# Data shown
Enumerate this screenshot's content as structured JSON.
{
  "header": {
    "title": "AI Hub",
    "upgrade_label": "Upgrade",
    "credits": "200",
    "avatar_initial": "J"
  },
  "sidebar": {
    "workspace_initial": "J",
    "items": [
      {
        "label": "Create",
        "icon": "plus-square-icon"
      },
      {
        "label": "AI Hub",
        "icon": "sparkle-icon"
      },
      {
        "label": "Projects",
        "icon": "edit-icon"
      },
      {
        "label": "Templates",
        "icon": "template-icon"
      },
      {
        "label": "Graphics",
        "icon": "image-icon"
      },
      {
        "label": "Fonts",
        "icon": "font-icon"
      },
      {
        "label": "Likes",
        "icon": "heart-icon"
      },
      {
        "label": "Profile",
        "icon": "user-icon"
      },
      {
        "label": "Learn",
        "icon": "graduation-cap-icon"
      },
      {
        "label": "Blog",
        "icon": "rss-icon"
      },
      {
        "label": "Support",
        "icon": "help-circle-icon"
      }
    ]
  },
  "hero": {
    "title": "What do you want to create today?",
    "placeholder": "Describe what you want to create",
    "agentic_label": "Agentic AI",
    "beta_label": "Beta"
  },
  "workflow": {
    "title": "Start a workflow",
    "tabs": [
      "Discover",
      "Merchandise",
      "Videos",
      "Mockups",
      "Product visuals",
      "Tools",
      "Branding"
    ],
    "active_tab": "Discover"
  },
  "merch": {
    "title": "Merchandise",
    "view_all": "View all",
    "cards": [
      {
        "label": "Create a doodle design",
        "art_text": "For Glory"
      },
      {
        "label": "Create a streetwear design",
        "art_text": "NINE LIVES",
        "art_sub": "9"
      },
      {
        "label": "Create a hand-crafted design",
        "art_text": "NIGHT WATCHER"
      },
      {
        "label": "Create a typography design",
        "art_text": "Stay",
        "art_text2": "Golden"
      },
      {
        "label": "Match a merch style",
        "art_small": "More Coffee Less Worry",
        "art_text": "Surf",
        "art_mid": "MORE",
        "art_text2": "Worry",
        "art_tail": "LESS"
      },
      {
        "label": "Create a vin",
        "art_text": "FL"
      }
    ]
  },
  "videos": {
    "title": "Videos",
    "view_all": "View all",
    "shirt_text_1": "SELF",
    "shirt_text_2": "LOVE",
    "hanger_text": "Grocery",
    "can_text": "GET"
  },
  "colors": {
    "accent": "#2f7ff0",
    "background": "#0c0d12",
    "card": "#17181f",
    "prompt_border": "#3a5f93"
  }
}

# Problem details
Go through the records and print each one exactly.

# Reply
Enumerate this screenshot's content as structured JSON.
{
  "header": {
    "title": "AI Hub",
    "upgrade_label": "Upgrade",
    "credits": "200",
    "avatar_initial": "J"
  },
  "sidebar": {
    "workspace_initial": "J",
    "items": [
      {
        "label": "Create",
        "icon": "plus-square-icon"
      },
      {
        "label": "AI Hub",
        "icon": "sparkle-icon"
      },
      {
        "label": "Projects",
        "icon": "edit-icon"
      },
      {
        "label": "Templates",
        "icon": "template-icon"
      },
      {
        "label": "Graphics",
        "icon": "image-icon"
      },
      {
        "label": "Fonts",
        "icon": "font-icon"
      },
      {
        "label": "Likes",
        "icon": "heart-icon"
      },
      {
        "label": "Profile",
        "icon": "user-icon"
      },
      {
        "label": "Learn",
        "icon": "graduation-cap-icon"
      },
      {
        "label": "Blog",
        "icon": "rss-icon"
      },
      {
        "label": "Support",
        "icon": "help-circle-icon"
      }
    ]
  },
  "hero": {
    "title": "What do you want to create today?",
    "placeholder": "Describe what you want to create",
    "agentic_label": "Agentic AI",
    "beta_label": "Beta"
  },
  "workflow": {
    "title": "Start a workflow",
    "tabs": [
      "Discover",
      "Merchandise",
      "Videos",
      "Mockups",
      "Product visuals",
      "Tools",
      "Branding"
    ],
    "active_tab": "Discover"
  },
  "merch": {
    "title": "Merchandise",
    "view_all": "View all",
    "cards": [
      {
        "label": "Create a doodle design",
        "art_text": "For Glory"
      },
      {
        "label": "Create a streetwear design",
        "art_text": "NINE LIVES",
        "art_sub": "9"
      },
      {
        "label": "Create a hand-crafted design",
        "art_text": "NIGHT WATCHER"
      },
      {
        "label": "Create a typography design",
        "art_text": "Stay",
        "art_text2": "Golden"
      },
      {
        "label": "Match a merch style",
        "art_small": "More Coffee Less Worry",
        "art_text": "Surf",
        "art_mid": "MORE",
        "art_text2": "Worry",
        "art_tail": "LESS"
      },
      {
        "label": "Create a vin",
        "art_text": "FL"
      }
    ]
  },
  "videos": {
    "title": "Videos",
    "view_all": "View all",
    "shirt_text_1": "SELF",
    "shirt_text_2": "LOVE",
    "hanger_text": "Grocery",
    "can_text": "GET"
  },
  "colors": {
    "accent": "#2f7ff0",
    "background": "#0c0d12",
    "card": "#17181f",
    "prompt_border": "#3a5f93"
  }
}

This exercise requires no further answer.